┌──
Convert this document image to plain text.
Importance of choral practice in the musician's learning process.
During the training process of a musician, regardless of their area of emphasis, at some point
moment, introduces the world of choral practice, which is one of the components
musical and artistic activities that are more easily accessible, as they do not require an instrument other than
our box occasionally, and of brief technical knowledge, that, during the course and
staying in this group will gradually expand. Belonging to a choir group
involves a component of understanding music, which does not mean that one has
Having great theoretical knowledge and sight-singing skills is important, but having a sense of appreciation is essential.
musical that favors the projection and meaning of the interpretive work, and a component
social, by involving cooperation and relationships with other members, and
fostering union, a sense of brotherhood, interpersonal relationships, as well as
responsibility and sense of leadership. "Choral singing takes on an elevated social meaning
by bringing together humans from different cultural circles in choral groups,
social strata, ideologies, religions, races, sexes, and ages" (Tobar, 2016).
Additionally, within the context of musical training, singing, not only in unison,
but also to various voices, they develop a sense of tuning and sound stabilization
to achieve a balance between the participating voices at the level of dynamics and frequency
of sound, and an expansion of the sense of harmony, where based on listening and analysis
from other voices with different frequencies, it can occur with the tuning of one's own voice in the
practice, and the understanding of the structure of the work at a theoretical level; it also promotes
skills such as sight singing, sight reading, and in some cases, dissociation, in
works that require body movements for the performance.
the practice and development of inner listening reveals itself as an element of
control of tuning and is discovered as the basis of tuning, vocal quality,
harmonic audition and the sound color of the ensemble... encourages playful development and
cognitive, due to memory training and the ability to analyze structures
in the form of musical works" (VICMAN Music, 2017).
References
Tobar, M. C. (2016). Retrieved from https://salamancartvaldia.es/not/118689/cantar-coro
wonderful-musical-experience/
└──
- [GOAL]: Repeat the lines above exactly.

- [TASK SOLUTION]:
Convert this document image to plain text.
Importance of choral practice in the musician's learning process.
During the training process of a musician, regardless of their area of emphasis, at some point
moment, introduces the world of choral practice, which is one of the components
musical and artistic activities that are more easily accessible, as they do not require an instrument other than
our box occasionally, and of brief technical knowledge, that, during the course and
staying in this group will gradually expand. Belonging to a choir group
involves a component of understanding music, which does not mean that one has
Having great theoretical knowledge and sight-singing skills is important, but having a sense of appreciation is essential.
musical that favors the projection and meaning of the interpretive work, and a component
social, by involving cooperation and relationships with other members, and
fostering union, a sense of brotherhood, interpersonal relationships, as well as
responsibility and sense of leadership. "Choral singing takes on an elevated social meaning
by bringing together humans from different cultural circles in choral groups,
social strata, ideologies, religions, races, sexes, and ages" (Tobar, 2016).
Additionally, within the context of musical training, singing, not only in unison,
but also to various voices, they develop a sense of tuning and sound stabilization
to achieve a balance between the participating voices at the level of dynamics and frequency
of sound, and an expansion of the sense of harmony, where based on listening and analysis
from other voices with different frequencies, it can occur with the tuning of one's own voice in the
practice, and the understanding of the structure of the work at a theoretical level; it also promotes
skills such as sight singing, sight reading, and in some cases, dissociation, in
works that require body movements for the performance.
the practice and development of inner listening reveals itself as an element of
control of tuning and is discovered as the basis of tuning, vocal quality,
harmonic audition and the sound color of the ensemble... encourages playful development and
cognitive, due to memory training and the ability to analyze structures
in the form of musical works" (VICMAN Music, 2017).
References
Tobar, M. C. (2016). Retrieved from https://salamancartvaldia.es/not/118689/cantar-coro
wonderful-musical-experience/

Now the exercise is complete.